> **Problem details**: Find the word "title" in the listing; pull out each line holding it.

> **Records for this exercise**:
begin
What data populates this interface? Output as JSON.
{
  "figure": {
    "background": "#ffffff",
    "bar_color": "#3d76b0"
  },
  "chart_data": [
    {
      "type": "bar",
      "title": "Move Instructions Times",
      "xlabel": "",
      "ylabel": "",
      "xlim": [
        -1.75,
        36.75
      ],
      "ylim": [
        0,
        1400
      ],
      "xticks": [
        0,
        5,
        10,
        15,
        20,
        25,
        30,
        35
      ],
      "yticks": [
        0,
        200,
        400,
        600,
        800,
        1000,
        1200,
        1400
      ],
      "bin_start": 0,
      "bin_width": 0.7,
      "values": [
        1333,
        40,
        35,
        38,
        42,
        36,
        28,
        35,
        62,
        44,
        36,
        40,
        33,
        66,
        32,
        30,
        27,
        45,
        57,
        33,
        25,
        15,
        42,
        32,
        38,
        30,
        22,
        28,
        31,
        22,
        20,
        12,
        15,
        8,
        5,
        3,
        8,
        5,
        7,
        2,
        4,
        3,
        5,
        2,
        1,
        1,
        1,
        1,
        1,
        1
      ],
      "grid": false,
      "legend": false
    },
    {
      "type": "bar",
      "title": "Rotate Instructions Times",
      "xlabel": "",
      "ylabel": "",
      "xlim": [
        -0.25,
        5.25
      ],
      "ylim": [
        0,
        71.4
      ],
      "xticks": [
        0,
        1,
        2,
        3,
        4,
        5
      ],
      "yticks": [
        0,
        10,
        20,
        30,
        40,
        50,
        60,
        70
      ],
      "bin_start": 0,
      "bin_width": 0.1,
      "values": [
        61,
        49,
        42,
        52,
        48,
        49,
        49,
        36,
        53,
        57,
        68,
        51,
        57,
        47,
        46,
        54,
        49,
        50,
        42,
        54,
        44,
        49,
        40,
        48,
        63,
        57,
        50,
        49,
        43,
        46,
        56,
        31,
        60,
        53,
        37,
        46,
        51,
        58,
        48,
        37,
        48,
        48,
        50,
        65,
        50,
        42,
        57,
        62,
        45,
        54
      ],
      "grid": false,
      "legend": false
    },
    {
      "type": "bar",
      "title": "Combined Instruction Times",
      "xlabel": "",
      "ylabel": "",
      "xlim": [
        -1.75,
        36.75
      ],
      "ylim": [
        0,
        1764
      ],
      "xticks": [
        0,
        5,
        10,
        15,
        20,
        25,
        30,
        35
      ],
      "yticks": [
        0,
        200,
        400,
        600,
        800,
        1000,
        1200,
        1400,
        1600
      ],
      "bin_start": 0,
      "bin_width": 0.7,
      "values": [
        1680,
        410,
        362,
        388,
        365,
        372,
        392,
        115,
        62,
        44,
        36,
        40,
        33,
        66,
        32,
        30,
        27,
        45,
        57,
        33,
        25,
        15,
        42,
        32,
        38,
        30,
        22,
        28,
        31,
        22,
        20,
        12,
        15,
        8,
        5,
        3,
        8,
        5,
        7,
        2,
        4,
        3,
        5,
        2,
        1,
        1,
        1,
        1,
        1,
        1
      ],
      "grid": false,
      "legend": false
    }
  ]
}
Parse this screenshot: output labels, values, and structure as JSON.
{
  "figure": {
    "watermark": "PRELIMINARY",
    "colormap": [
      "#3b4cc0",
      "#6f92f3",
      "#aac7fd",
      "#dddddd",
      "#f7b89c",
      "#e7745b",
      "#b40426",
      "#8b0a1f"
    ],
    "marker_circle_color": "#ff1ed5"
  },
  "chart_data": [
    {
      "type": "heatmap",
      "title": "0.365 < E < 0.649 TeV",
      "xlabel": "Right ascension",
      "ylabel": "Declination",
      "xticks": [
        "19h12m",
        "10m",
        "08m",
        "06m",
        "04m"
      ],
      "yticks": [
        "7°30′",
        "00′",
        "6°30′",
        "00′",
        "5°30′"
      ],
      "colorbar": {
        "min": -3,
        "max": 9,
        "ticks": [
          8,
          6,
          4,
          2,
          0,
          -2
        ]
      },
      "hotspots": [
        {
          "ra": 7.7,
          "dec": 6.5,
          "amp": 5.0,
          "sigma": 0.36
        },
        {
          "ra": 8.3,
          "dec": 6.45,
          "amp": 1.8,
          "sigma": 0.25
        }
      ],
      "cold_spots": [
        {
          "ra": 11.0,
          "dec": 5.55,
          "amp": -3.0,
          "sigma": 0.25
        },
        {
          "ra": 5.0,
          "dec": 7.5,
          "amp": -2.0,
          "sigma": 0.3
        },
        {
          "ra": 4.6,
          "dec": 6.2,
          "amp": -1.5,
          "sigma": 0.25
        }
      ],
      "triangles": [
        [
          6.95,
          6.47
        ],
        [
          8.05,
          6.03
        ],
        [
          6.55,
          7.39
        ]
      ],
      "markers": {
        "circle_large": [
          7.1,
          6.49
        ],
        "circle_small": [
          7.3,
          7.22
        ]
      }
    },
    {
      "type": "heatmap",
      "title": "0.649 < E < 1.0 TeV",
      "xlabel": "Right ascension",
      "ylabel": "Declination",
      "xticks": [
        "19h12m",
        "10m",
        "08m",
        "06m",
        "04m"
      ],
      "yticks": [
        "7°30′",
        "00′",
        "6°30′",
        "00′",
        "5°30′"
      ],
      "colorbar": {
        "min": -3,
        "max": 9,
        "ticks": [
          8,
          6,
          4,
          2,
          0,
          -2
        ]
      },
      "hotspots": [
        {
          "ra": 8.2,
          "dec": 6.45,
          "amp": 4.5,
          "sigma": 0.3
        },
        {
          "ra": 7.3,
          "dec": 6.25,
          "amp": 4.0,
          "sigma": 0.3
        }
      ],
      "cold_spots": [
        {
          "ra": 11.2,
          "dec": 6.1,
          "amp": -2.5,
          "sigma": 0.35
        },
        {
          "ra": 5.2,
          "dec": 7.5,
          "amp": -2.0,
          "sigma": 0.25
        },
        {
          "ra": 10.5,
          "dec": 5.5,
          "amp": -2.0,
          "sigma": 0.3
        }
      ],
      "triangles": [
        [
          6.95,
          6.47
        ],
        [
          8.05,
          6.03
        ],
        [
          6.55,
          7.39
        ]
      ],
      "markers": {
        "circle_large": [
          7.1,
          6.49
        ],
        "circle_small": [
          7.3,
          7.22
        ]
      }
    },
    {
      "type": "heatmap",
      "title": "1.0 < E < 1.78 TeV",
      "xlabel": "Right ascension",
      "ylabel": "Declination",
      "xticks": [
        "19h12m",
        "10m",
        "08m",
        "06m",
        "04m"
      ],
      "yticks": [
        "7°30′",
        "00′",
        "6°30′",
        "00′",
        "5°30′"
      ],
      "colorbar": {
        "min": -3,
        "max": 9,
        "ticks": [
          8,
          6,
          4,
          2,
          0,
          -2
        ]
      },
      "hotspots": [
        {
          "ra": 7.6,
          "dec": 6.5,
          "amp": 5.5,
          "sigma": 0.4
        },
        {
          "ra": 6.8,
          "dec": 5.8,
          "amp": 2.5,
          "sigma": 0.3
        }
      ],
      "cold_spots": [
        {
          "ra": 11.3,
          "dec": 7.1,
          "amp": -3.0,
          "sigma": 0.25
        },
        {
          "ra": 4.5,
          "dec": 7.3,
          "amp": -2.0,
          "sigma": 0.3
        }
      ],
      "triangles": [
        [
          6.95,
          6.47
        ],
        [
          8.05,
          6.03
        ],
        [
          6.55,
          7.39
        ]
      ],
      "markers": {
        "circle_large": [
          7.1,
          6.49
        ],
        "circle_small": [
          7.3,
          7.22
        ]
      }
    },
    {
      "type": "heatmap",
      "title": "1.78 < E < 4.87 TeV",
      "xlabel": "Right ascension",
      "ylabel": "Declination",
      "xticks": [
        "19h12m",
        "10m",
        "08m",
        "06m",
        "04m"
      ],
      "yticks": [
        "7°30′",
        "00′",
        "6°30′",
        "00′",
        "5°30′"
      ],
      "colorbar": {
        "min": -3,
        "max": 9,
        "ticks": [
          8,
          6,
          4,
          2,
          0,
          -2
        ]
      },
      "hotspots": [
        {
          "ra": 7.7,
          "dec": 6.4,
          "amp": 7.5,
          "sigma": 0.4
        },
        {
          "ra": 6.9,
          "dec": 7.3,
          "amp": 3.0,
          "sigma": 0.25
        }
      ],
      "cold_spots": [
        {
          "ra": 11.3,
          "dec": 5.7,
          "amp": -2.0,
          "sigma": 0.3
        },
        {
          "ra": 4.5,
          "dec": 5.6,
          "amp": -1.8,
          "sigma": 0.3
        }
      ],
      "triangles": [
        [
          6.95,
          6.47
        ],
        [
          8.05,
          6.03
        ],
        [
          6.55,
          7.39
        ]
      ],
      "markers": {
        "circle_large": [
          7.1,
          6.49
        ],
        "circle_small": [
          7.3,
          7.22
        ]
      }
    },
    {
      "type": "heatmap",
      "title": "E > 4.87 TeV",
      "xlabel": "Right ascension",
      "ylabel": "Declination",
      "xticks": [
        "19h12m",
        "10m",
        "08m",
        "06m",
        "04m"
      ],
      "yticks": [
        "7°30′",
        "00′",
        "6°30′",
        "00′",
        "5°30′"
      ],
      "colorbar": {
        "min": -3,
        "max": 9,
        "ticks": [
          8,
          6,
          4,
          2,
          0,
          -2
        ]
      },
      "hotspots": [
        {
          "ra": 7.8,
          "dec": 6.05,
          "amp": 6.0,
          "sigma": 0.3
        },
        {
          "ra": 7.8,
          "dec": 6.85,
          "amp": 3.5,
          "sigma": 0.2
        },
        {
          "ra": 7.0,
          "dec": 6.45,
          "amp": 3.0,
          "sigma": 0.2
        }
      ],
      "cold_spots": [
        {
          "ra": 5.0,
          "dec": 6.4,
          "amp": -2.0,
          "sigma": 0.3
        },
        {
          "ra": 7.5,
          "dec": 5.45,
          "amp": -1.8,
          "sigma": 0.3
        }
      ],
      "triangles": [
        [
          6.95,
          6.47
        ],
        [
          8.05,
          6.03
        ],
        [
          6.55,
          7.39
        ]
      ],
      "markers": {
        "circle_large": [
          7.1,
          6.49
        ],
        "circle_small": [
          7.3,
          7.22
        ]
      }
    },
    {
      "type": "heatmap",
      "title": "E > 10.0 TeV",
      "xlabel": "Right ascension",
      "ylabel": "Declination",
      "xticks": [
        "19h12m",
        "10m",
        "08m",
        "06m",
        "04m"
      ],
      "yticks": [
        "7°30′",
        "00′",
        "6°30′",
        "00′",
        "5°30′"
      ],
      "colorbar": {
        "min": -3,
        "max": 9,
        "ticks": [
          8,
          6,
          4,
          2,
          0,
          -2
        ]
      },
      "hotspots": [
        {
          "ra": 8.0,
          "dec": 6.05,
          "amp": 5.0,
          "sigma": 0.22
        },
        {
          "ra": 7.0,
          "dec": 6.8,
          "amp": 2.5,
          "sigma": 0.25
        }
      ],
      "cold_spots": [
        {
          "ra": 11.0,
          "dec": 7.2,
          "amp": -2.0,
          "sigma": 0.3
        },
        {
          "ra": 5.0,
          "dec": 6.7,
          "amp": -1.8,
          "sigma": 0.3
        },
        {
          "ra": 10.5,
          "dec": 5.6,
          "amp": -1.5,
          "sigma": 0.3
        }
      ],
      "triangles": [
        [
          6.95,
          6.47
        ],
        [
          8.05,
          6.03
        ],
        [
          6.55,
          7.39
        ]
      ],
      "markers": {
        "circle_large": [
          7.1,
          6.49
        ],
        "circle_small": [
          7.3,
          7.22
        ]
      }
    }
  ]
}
end
> **Answer to this task**:
      "title": "Move Instructions Times",
      "title": "Rotate Instructions Times",
      "title": "Combined Instruction Times",
      "title": "0.365 < E < 0.649 TeV",
      "title": "0.649 < E < 1.0 TeV",
      "title": "1.0 < E < 1.78 TeV",
      "title": "1.78 < E < 4.87 TeV",
      "title": "E > 4.87 TeV",
      "title": "E > 10.0 TeV",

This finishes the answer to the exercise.